__Extracted records__
--- start ---
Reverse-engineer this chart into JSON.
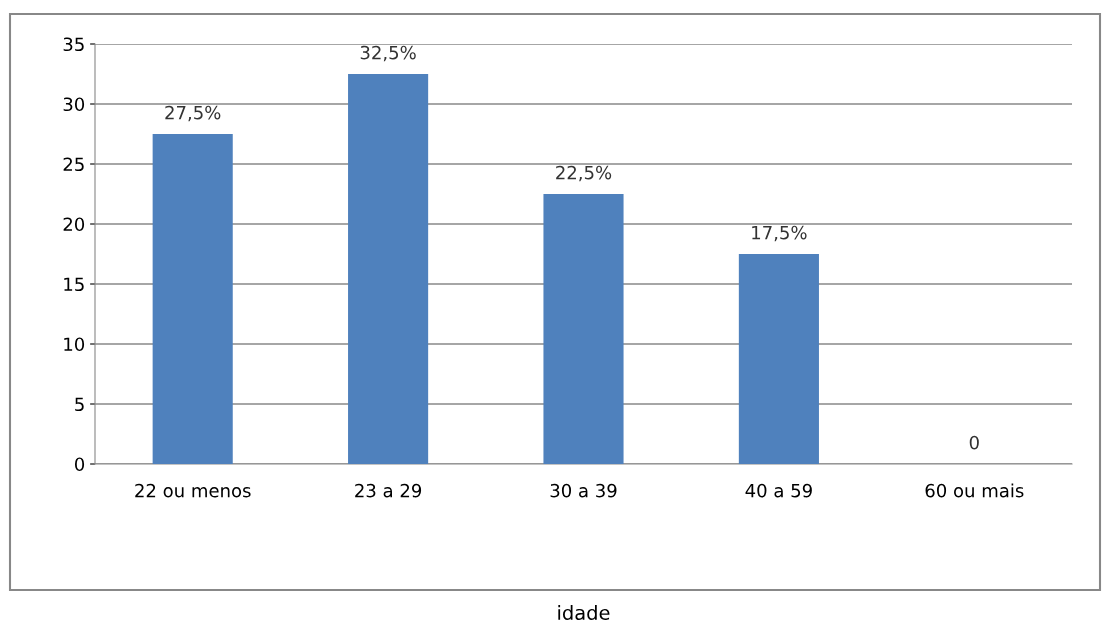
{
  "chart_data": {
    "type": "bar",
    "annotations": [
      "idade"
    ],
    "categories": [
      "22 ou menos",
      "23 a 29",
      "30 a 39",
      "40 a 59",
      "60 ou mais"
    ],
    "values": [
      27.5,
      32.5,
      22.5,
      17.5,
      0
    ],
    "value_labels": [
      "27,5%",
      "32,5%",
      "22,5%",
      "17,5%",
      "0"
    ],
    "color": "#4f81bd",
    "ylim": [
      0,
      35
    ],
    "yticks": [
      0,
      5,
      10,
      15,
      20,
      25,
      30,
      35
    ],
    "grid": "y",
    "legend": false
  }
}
--- end ---
--- start ---
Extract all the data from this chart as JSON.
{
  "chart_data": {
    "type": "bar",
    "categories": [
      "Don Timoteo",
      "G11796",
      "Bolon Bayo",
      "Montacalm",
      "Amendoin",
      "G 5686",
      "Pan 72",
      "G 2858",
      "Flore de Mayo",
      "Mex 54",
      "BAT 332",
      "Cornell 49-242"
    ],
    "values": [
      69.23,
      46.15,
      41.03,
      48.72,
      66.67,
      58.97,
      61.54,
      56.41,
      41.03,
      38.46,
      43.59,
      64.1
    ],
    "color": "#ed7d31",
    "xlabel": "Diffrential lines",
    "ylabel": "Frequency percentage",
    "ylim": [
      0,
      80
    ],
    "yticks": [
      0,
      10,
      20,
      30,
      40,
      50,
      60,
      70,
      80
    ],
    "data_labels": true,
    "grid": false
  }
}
--- end ---
__What is required__
Collect each line of the entries that has the word "this", copying it in full.

__Expected answer__
Reverse-engineer this chart into JSON.
Extract all the data from this chart as JSON.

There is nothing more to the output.